Records from a data source

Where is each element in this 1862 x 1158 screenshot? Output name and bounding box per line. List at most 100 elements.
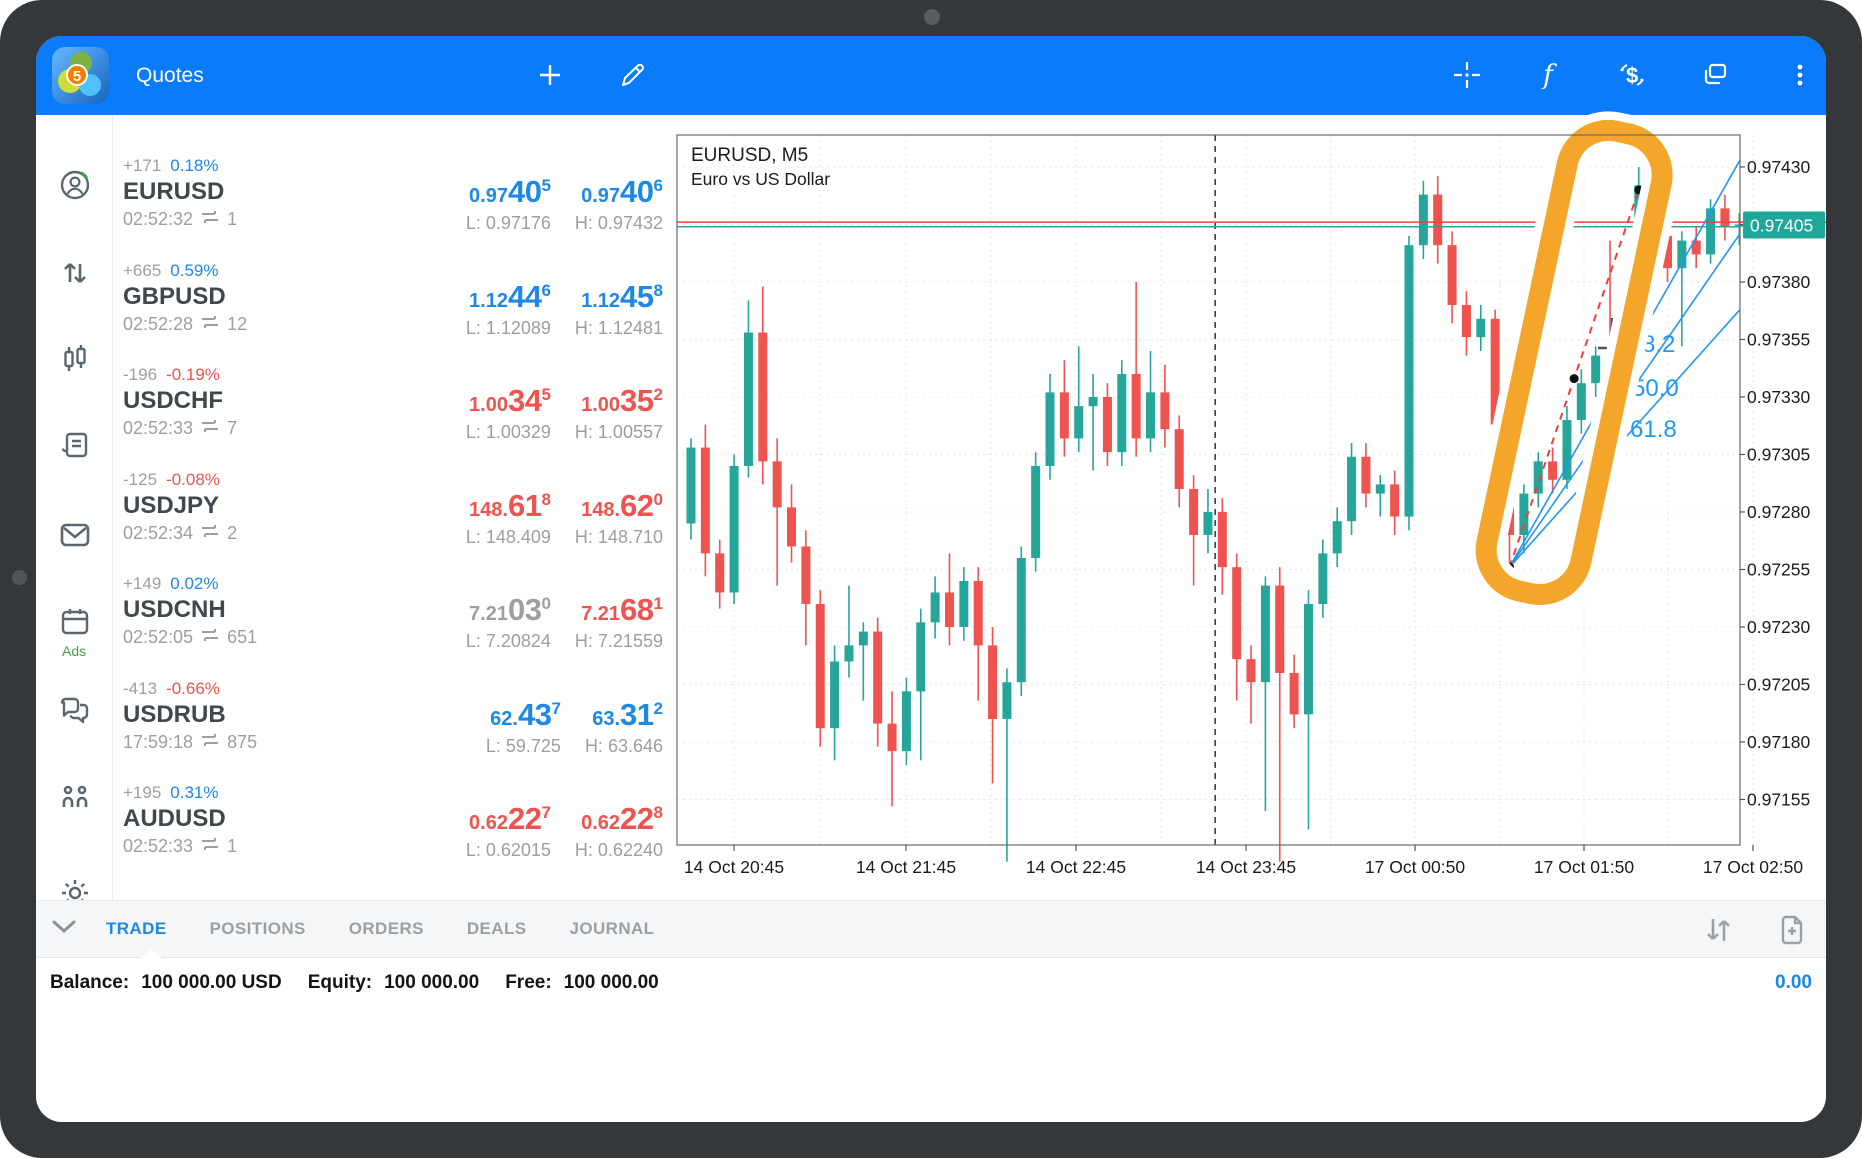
highlight-annotation xyxy=(1478,123,1670,603)
candle-body xyxy=(1462,305,1471,337)
x-tick-label: 17 Oct 00:50 xyxy=(1365,857,1465,877)
spread-value: 651 xyxy=(227,627,257,648)
mt5-logo[interactable]: 5 xyxy=(52,47,109,104)
sidebar-item-calendar[interactable] xyxy=(58,606,92,640)
candle-body xyxy=(830,661,839,728)
change-line: +6650.59% xyxy=(123,256,247,281)
quote-info: +1490.02%USDCNH02:52:05651 xyxy=(123,569,257,674)
edit-symbols-button[interactable] xyxy=(613,55,653,95)
candle-body xyxy=(916,622,925,691)
ask-price: 63.312 xyxy=(592,697,663,733)
ask-price: 1.00352 xyxy=(581,383,663,419)
new-order-button[interactable] xyxy=(1772,910,1812,950)
crosshair-button[interactable] xyxy=(1447,55,1487,95)
spread-icon xyxy=(200,523,220,544)
bottom-tab-bar: TRADE POSITIONS ORDERS DEALS JOURNAL xyxy=(36,900,1826,958)
symbol-name: USDRUB xyxy=(123,701,257,729)
trade-panel: Balance:100 000.00 USDEquity:100 000.00F… xyxy=(36,958,1826,1122)
candle-body xyxy=(1290,673,1299,714)
collapse-panel-button[interactable] xyxy=(36,920,92,939)
tab-orders[interactable]: ORDERS xyxy=(349,919,424,939)
candle-body xyxy=(1405,245,1414,516)
sidebar-item-chat[interactable] xyxy=(58,696,92,730)
tab-positions[interactable]: POSITIONS xyxy=(210,919,306,939)
candle-body xyxy=(1419,195,1428,246)
three-dots-icon xyxy=(1786,61,1814,89)
change-points: -413 xyxy=(123,679,157,699)
candle-body xyxy=(1390,484,1399,516)
candle-body xyxy=(1577,383,1586,420)
active-tab-notch xyxy=(140,949,162,958)
quote-prices: 0.622270.62228L: 0.62015H: 0.62240 xyxy=(466,778,663,883)
candle-body xyxy=(1232,567,1241,659)
x-tick-label: 14 Oct 23:45 xyxy=(1196,857,1296,877)
sidebar-item-community[interactable] xyxy=(58,782,92,816)
y-tick-label: 0.97280 xyxy=(1747,502,1811,522)
candle-body xyxy=(1275,586,1284,673)
tab-journal[interactable]: JOURNAL xyxy=(570,919,655,939)
currency-exchange-button[interactable]: $ xyxy=(1612,55,1652,95)
bid-price: 1.12446 xyxy=(469,279,551,315)
sidebar-item-charts[interactable] xyxy=(58,344,92,378)
symbol-name: GBPUSD xyxy=(123,283,247,311)
quote-row-usdrub[interactable]: -413-0.66%USDRUB17:59:1887562.43763.312L… xyxy=(123,674,663,779)
candle-body xyxy=(1534,461,1543,493)
y-tick-label: 0.97230 xyxy=(1747,617,1811,637)
quote-row-gbpusd[interactable]: +6650.59%GBPUSD02:52:28121.124461.12458L… xyxy=(123,256,663,361)
high-value: H: 0.62240 xyxy=(575,840,663,861)
candle-body xyxy=(773,461,782,507)
indicators-button[interactable]: f xyxy=(1530,55,1570,95)
quote-time: 02:52:33 xyxy=(123,418,193,439)
sidebar-item-news[interactable] xyxy=(58,430,92,464)
news-icon xyxy=(59,429,91,466)
window-manager-button[interactable] xyxy=(1695,55,1735,95)
y-tick-label: 0.97255 xyxy=(1747,559,1810,579)
candle-body xyxy=(801,546,810,604)
price-chart[interactable]: 8.250.061.80.974300.973800.973550.973300… xyxy=(677,135,1826,895)
candle-body xyxy=(1591,356,1600,384)
quote-row-usdcnh[interactable]: +1490.02%USDCNH02:52:056517.210307.21681… xyxy=(123,569,663,674)
candle-body xyxy=(945,592,954,627)
y-tick-label: 0.97205 xyxy=(1747,674,1810,694)
quote-row-eurusd[interactable]: +1710.18%EURUSD02:52:3210.974050.97406L:… xyxy=(123,151,663,256)
profit-value: 0.00 xyxy=(1775,972,1812,994)
new-order-icon xyxy=(1777,915,1807,945)
overflow-menu-button[interactable] xyxy=(1780,55,1820,95)
app-screen: 5 Quotes f xyxy=(36,36,1826,1122)
sort-button[interactable] xyxy=(1698,910,1738,950)
quote-row-usdjpy[interactable]: -125-0.08%USDJPY02:52:342148.618148.620L… xyxy=(123,465,663,570)
tab-deals[interactable]: DEALS xyxy=(467,919,527,939)
current-price-text: 0.97405 xyxy=(1750,215,1813,235)
spread-value: 2 xyxy=(227,523,237,544)
sidebar-item-quotes[interactable] xyxy=(58,258,92,292)
trend-anchor-dot xyxy=(1570,374,1579,383)
add-symbol-button[interactable] xyxy=(530,55,570,95)
candle-body xyxy=(1074,406,1083,438)
quote-info: +6650.59%GBPUSD02:52:2812 xyxy=(123,256,247,361)
quote-row-usdchf[interactable]: -196-0.19%USDCHF02:52:3371.003451.00352L… xyxy=(123,360,663,465)
sidebar-item-account[interactable] xyxy=(58,170,92,204)
tab-trade[interactable]: TRADE xyxy=(106,919,167,939)
candle-body xyxy=(859,632,868,646)
chat-icon xyxy=(58,694,92,733)
chart-canvas[interactable]: 8.250.061.80.974300.973800.973550.973300… xyxy=(677,135,1826,895)
candle-body xyxy=(1017,558,1026,682)
sidebar-item-settings[interactable] xyxy=(58,878,92,900)
bid-price: 62.437 xyxy=(490,697,561,733)
sidebar-item-mailbox[interactable] xyxy=(58,520,92,554)
candle-body xyxy=(1318,553,1327,604)
time-spread-line: 02:52:321 xyxy=(123,209,237,230)
ask-price: 1.12458 xyxy=(581,279,663,315)
change-percent: -0.19% xyxy=(166,365,220,385)
tablet-device-frame: 5 Quotes f xyxy=(0,0,1862,1158)
candle-body xyxy=(974,581,983,645)
app-header: 5 Quotes f xyxy=(36,36,1826,115)
candle-body xyxy=(1304,604,1313,714)
spread-icon xyxy=(200,418,220,439)
candle-body xyxy=(1117,374,1126,452)
quote-row-audusd[interactable]: +1950.31%AUDUSD02:52:3310.622270.62228L:… xyxy=(123,778,663,883)
low-value: L: 7.20824 xyxy=(466,631,551,652)
candle-body xyxy=(1476,319,1485,337)
candle-body xyxy=(816,604,825,728)
symbol-name: EURUSD xyxy=(123,178,237,206)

Goal of the exercise
Write out all of the material above again, substituting "candlestick-body" for each occurrence of "candle-body" and keeping everything else the same. Omit the pictures from your answer.

Response to this exercise
Where is each element in this 1862 x 1158 screenshot? Output name and bounding box per line. List at most 100 elements.
highlight-annotation xyxy=(1478,123,1670,603)
candlestick-body xyxy=(1462,305,1471,337)
x-tick-label: 17 Oct 00:50 xyxy=(1365,857,1465,877)
spread-value: 651 xyxy=(227,627,257,648)
mt5-logo[interactable]: 5 xyxy=(52,47,109,104)
sidebar-item-calendar[interactable] xyxy=(58,606,92,640)
candlestick-body xyxy=(830,661,839,728)
change-line: +6650.59% xyxy=(123,256,247,281)
quote-info: +1490.02%USDCNH02:52:05651 xyxy=(123,569,257,674)
edit-symbols-button[interactable] xyxy=(613,55,653,95)
candlestick-body xyxy=(916,622,925,691)
ask-price: 63.312 xyxy=(592,697,663,733)
ask-price: 1.00352 xyxy=(581,383,663,419)
new-order-button[interactable] xyxy=(1772,910,1812,950)
crosshair-button[interactable] xyxy=(1447,55,1487,95)
spread-icon xyxy=(200,523,220,544)
bottom-tab-bar: TRADE POSITIONS ORDERS DEALS JOURNAL xyxy=(36,900,1826,958)
symbol-name: USDRUB xyxy=(123,701,257,729)
trade-panel: Balance:100 000.00 USDEquity:100 000.00F… xyxy=(36,958,1826,1122)
candlestick-body xyxy=(1290,673,1299,714)
collapse-panel-button[interactable] xyxy=(36,920,92,939)
tab-orders[interactable]: ORDERS xyxy=(349,919,424,939)
candlestick-body xyxy=(1405,245,1414,516)
sidebar-item-chat[interactable] xyxy=(58,696,92,730)
tab-positions[interactable]: POSITIONS xyxy=(210,919,306,939)
candlestick-body xyxy=(1419,195,1428,246)
three-dots-icon xyxy=(1786,61,1814,89)
change-points: -413 xyxy=(123,679,157,699)
candlestick-body xyxy=(1390,484,1399,516)
candlestick-body xyxy=(1577,383,1586,420)
active-tab-notch xyxy=(140,949,162,958)
quote-prices: 0.622270.62228L: 0.62015H: 0.62240 xyxy=(466,778,663,883)
candlestick-body xyxy=(1232,567,1241,659)
x-tick-label: 14 Oct 23:45 xyxy=(1196,857,1296,877)
sidebar-item-community[interactable] xyxy=(58,782,92,816)
y-tick-label: 0.97280 xyxy=(1747,502,1811,522)
candlestick-body xyxy=(1275,586,1284,673)
tab-journal[interactable]: JOURNAL xyxy=(570,919,655,939)
currency-exchange-button[interactable]: $ xyxy=(1612,55,1652,95)
bid-price: 1.12446 xyxy=(469,279,551,315)
sidebar-item-charts[interactable] xyxy=(58,344,92,378)
symbol-name: GBPUSD xyxy=(123,283,247,311)
quote-row-usdrub[interactable]: -413-0.66%USDRUB17:59:1887562.43763.312L… xyxy=(123,674,663,779)
candlestick-body xyxy=(1534,461,1543,493)
y-tick-label: 0.97230 xyxy=(1747,617,1811,637)
quote-row-gbpusd[interactable]: +6650.59%GBPUSD02:52:28121.124461.12458L… xyxy=(123,256,663,361)
high-value: H: 0.62240 xyxy=(575,840,663,861)
candlestick-body xyxy=(773,461,782,507)
indicators-button[interactable]: f xyxy=(1530,55,1570,95)
quote-time: 02:52:33 xyxy=(123,418,193,439)
sidebar-item-news[interactable] xyxy=(58,430,92,464)
news-icon xyxy=(59,429,91,466)
window-manager-button[interactable] xyxy=(1695,55,1735,95)
y-tick-label: 0.97255 xyxy=(1747,559,1810,579)
candlestick-body xyxy=(801,546,810,604)
price-chart[interactable]: 8.250.061.80.974300.973800.973550.973300… xyxy=(677,135,1826,895)
candlestick-body xyxy=(1591,356,1600,384)
quote-row-usdcnh[interactable]: +1490.02%USDCNH02:52:056517.210307.21681… xyxy=(123,569,663,674)
candlestick-body xyxy=(945,592,954,627)
y-tick-label: 0.97205 xyxy=(1747,674,1810,694)
quote-row-eurusd[interactable]: +1710.18%EURUSD02:52:3210.974050.97406L:… xyxy=(123,151,663,256)
profit-value: 0.00 xyxy=(1775,972,1812,994)
new-order-icon xyxy=(1777,915,1807,945)
overflow-menu-button[interactable] xyxy=(1780,55,1820,95)
app-screen: 5 Quotes f xyxy=(36,36,1826,1122)
sort-button[interactable] xyxy=(1698,910,1738,950)
quote-row-usdjpy[interactable]: -125-0.08%USDJPY02:52:342148.618148.620L… xyxy=(123,465,663,570)
tab-deals[interactable]: DEALS xyxy=(467,919,527,939)
current-price-text: 0.97405 xyxy=(1750,215,1813,235)
spread-value: 2 xyxy=(227,523,237,544)
sidebar-item-quotes[interactable] xyxy=(58,258,92,292)
trend-anchor-dot xyxy=(1570,374,1579,383)
add-symbol-button[interactable] xyxy=(530,55,570,95)
candlestick-body xyxy=(1074,406,1083,438)
quote-info: +6650.59%GBPUSD02:52:2812 xyxy=(123,256,247,361)
quote-row-usdchf[interactable]: -196-0.19%USDCHF02:52:3371.003451.00352L… xyxy=(123,360,663,465)
sidebar-item-account[interactable] xyxy=(58,170,92,204)
tab-trade[interactable]: TRADE xyxy=(106,919,167,939)
candlestick-body xyxy=(859,632,868,646)
chat-icon xyxy=(58,694,92,733)
chart-canvas[interactable]: 8.250.061.80.974300.973800.973550.973300… xyxy=(677,135,1826,895)
candlestick-body xyxy=(1017,558,1026,682)
sidebar-item-settings[interactable] xyxy=(58,878,92,900)
bid-price: 62.437 xyxy=(490,697,561,733)
sidebar-item-mailbox[interactable] xyxy=(58,520,92,554)
candlestick-body xyxy=(1318,553,1327,604)
time-spread-line: 02:52:321 xyxy=(123,209,237,230)
ask-price: 1.12458 xyxy=(581,279,663,315)
change-percent: -0.19% xyxy=(166,365,220,385)
tablet-device-frame: 5 Quotes f xyxy=(0,0,1862,1158)
candlestick-body xyxy=(974,581,983,645)
app-header: 5 Quotes f xyxy=(36,36,1826,115)
candlestick-body xyxy=(1304,604,1313,714)
spread-icon xyxy=(200,418,220,439)
candlestick-body xyxy=(1117,374,1126,452)
quote-row-audusd[interactable]: +1950.31%AUDUSD02:52:3310.622270.62228L:… xyxy=(123,778,663,883)
low-value: L: 7.20824 xyxy=(466,631,551,652)
candlestick-body xyxy=(1476,319,1485,337)
candlestick-body xyxy=(816,604,825,728)
symbol-name: EURUSD xyxy=(123,178,237,206)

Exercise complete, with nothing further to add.